Exercise brief → Count the lines below that contain the word "RTLZWEI" and give only that number.

Dataset →
## begin

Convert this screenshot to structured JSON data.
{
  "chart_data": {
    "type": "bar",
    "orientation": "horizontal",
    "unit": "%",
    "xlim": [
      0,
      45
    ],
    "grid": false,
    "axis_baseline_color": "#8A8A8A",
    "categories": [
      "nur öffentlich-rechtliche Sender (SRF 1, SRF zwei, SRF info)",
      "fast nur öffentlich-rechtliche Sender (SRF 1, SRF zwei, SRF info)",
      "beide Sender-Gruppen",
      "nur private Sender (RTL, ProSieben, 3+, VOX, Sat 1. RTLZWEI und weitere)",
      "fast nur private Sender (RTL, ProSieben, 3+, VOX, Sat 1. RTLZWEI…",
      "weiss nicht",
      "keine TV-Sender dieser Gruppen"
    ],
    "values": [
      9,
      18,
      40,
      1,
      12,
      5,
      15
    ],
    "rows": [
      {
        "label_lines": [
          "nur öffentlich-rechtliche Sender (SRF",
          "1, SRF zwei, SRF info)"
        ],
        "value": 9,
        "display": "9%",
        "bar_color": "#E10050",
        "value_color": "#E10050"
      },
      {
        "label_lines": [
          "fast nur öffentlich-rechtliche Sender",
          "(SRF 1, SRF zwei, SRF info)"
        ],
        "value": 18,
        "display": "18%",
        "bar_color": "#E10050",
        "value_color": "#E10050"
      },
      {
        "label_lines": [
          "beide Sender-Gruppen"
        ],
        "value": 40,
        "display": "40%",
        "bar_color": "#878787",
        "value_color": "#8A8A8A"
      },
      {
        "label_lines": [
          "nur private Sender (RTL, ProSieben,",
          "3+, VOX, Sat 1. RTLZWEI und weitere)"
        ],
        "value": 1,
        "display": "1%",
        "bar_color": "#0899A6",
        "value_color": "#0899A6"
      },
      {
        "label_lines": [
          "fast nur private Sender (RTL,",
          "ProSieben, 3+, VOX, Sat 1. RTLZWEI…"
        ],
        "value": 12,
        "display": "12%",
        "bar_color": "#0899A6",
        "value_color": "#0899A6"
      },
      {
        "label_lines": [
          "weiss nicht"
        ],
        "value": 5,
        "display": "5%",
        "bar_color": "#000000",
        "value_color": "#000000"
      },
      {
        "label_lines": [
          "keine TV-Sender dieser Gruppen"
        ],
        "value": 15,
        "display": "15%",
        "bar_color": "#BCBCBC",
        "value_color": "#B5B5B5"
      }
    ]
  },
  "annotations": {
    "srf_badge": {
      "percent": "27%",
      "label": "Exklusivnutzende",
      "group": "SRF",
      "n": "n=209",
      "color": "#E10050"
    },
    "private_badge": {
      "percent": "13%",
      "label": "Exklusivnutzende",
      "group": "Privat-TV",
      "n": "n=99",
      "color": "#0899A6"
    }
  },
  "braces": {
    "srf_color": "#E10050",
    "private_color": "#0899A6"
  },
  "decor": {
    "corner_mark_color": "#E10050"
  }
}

## end

Task output → 4